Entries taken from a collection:
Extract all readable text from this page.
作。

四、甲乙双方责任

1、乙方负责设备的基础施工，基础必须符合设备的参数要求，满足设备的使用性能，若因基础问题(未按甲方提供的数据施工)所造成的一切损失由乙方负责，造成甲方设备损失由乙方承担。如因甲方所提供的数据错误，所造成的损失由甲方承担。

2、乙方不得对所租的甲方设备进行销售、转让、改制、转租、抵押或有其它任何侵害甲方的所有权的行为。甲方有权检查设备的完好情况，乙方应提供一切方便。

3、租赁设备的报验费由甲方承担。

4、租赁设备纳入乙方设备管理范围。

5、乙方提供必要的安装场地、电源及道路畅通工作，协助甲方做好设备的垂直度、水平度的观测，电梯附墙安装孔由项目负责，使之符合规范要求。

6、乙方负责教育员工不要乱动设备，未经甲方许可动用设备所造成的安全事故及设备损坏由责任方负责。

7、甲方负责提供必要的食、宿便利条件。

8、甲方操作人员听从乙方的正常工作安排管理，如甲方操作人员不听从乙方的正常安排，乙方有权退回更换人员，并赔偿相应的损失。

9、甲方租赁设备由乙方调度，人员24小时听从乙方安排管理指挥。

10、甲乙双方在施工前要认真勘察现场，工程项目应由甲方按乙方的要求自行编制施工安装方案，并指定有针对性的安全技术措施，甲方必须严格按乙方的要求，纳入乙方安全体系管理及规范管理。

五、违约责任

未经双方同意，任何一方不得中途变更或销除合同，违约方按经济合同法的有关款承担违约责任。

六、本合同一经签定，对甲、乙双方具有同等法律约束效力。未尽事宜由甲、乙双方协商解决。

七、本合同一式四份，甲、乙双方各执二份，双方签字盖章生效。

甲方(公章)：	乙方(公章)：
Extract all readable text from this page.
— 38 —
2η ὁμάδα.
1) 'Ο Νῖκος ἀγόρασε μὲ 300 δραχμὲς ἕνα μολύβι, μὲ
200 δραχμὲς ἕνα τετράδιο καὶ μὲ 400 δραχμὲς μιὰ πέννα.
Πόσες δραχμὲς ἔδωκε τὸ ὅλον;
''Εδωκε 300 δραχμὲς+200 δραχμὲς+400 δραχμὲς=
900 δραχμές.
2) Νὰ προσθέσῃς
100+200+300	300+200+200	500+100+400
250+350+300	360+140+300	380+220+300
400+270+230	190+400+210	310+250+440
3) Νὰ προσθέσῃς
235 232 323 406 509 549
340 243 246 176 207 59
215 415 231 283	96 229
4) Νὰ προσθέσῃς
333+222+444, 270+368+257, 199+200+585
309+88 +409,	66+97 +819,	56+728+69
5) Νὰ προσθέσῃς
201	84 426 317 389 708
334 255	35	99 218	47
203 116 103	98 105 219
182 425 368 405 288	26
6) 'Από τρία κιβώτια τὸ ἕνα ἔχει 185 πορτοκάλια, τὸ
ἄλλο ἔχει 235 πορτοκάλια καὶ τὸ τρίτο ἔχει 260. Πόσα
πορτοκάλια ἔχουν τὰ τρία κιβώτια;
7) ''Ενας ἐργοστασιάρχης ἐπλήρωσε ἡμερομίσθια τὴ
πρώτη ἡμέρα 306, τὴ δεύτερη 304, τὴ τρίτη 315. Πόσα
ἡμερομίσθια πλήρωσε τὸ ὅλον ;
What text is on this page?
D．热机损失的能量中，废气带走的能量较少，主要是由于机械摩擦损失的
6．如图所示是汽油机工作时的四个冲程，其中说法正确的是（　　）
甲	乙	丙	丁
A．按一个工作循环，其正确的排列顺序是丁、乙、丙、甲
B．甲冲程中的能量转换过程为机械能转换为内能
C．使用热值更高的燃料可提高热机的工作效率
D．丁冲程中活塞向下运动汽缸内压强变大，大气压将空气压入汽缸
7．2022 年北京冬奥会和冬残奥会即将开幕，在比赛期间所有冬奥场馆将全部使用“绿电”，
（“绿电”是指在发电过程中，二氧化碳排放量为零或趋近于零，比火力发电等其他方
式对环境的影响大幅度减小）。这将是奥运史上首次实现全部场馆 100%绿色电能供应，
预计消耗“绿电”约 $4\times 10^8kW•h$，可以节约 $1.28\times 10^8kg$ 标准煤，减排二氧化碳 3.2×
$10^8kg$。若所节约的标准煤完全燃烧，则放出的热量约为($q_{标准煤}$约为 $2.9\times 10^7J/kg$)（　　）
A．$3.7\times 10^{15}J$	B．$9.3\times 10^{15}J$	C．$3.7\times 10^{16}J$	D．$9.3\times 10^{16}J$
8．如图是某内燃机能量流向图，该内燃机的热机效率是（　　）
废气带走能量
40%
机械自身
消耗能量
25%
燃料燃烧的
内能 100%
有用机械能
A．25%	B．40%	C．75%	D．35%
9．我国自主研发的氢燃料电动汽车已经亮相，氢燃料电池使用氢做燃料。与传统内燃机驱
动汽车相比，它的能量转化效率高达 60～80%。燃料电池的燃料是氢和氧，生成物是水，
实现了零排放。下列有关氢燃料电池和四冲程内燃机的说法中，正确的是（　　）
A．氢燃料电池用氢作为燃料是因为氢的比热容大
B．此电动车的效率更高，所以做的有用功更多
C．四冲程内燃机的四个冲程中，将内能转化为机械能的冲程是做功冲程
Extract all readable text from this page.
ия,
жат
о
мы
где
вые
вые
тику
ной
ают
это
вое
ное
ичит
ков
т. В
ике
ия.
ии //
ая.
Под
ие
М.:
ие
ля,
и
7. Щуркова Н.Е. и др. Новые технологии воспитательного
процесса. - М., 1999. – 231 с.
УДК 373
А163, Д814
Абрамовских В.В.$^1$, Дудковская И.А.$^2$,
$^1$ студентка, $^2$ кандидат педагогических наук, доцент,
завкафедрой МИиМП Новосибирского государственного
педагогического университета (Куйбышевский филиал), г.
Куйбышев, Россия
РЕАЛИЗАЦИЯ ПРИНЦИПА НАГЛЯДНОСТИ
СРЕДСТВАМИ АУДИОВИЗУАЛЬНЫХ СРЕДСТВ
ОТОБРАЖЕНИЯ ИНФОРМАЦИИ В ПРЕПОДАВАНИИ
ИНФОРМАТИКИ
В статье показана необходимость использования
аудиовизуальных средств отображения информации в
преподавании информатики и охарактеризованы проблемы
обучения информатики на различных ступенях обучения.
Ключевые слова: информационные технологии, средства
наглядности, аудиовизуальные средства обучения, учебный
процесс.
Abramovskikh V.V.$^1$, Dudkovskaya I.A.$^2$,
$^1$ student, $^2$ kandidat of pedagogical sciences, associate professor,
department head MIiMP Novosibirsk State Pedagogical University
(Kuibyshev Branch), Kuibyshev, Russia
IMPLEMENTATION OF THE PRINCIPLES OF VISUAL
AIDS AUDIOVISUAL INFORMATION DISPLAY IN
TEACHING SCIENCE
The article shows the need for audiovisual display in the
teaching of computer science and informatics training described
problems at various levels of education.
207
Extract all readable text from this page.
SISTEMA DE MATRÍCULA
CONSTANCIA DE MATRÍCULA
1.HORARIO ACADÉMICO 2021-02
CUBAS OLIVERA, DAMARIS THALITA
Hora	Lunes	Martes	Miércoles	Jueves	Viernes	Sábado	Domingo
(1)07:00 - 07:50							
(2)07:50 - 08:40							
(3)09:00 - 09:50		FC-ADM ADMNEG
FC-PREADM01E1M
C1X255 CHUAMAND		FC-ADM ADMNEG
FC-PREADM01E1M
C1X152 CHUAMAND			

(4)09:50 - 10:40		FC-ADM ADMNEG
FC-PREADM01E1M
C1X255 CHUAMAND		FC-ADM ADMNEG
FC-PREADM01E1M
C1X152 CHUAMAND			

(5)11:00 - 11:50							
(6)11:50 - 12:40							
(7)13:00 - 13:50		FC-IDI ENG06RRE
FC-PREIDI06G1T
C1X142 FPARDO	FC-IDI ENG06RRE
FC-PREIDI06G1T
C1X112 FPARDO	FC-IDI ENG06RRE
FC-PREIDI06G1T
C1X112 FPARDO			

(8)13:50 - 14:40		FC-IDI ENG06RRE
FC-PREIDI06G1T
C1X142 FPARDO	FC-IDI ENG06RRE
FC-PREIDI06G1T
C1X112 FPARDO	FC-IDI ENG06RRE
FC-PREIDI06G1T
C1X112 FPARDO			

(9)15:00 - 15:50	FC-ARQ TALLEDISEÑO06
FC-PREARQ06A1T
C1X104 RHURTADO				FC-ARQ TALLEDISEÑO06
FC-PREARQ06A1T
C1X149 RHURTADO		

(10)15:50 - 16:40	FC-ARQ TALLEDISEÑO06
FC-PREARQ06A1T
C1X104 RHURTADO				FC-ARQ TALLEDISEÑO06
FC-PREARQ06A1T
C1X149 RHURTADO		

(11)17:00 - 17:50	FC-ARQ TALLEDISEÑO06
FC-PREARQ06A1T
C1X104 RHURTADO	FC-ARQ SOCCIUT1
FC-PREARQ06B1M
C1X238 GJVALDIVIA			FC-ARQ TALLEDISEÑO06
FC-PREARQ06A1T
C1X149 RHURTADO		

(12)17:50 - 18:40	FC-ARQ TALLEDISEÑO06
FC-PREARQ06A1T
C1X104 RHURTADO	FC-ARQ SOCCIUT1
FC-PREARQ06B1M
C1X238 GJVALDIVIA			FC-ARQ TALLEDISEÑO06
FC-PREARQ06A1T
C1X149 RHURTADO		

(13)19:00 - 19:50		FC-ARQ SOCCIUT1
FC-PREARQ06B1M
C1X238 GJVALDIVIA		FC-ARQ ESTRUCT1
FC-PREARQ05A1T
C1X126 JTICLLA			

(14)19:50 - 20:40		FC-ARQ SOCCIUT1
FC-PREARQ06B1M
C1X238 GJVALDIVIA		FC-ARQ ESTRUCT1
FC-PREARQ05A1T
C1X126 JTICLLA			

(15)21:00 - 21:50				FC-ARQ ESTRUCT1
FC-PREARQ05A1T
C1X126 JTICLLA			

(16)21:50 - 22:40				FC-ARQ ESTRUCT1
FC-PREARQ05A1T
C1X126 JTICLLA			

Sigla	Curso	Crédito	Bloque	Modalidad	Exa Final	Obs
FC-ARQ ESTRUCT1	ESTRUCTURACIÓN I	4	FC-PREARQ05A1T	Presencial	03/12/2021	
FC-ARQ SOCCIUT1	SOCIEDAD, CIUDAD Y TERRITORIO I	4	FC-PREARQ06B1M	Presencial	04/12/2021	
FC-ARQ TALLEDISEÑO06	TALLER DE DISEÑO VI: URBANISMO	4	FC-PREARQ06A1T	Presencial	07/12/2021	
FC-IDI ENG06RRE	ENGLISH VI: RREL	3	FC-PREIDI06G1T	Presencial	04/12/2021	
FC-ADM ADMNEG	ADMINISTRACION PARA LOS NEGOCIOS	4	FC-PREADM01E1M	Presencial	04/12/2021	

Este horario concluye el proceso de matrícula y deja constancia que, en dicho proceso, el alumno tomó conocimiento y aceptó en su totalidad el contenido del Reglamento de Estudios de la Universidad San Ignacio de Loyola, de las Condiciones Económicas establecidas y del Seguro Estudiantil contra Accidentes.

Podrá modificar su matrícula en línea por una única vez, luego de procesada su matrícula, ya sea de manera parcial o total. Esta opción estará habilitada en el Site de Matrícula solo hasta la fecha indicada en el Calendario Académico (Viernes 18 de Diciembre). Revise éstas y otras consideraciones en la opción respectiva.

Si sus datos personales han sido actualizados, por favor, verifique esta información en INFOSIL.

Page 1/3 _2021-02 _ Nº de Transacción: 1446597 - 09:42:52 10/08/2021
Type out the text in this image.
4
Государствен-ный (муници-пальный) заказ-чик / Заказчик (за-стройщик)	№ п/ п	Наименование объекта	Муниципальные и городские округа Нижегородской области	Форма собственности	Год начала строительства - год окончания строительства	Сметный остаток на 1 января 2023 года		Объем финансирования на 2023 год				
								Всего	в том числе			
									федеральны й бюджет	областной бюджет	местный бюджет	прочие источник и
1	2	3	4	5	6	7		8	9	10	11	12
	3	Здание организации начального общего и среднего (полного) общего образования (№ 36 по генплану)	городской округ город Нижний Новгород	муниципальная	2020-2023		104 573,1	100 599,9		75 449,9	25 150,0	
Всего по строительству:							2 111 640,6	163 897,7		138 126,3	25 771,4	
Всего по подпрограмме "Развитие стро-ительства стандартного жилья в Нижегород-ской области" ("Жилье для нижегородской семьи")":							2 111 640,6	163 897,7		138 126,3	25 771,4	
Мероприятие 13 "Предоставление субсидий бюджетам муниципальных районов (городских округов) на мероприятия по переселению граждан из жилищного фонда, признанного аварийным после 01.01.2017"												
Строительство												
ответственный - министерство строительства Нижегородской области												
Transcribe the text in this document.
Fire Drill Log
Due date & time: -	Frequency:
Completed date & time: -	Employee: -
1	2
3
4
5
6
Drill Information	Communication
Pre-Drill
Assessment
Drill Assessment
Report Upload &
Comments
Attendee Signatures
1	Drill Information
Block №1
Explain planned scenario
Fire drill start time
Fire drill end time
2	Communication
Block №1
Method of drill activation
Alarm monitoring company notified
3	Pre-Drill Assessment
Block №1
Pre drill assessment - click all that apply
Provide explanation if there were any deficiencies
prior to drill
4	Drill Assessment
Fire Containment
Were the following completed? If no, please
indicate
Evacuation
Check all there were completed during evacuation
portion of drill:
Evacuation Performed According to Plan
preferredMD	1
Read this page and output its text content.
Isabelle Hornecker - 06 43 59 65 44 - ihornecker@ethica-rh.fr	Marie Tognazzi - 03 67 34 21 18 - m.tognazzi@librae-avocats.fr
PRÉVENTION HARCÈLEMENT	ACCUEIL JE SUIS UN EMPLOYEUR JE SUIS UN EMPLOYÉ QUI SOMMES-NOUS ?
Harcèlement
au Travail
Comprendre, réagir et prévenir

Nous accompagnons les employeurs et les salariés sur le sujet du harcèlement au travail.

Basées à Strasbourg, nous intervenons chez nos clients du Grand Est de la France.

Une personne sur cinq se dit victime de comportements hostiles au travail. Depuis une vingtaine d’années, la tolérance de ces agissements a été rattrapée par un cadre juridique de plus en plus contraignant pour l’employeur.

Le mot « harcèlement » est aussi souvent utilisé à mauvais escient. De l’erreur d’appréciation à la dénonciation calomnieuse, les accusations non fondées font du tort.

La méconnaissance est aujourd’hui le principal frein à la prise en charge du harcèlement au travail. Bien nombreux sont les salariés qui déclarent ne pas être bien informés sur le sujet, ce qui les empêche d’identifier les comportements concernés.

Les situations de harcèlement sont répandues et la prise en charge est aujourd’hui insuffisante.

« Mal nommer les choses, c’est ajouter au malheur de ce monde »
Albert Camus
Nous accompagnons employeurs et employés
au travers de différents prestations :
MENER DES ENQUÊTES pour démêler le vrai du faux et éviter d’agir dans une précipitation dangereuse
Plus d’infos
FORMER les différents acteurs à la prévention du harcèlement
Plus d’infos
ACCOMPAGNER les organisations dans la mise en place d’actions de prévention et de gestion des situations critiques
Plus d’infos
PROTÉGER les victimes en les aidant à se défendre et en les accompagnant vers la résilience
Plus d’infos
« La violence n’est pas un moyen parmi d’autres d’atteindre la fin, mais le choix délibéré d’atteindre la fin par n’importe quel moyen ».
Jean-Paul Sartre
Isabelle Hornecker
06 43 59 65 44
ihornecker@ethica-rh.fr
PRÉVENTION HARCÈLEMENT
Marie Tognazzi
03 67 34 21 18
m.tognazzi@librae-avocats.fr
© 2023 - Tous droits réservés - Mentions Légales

* Work to be completed: Filter the records, keeping only lines that contain "строительства", and show those lines.

* Finished answer:
Государствен-ный (муници-пальный) заказ-чик / Заказчик (за-стройщик)	№ п/ п	Наименование объекта	Муниципальные и городские округа Нижегородской области	Форма собственности	Год начала строительства - год окончания строительства	Сметный остаток на 1 января 2023 года		Объем финансирования на 2023 год				
ответственный - министерство строительства Нижегородской области												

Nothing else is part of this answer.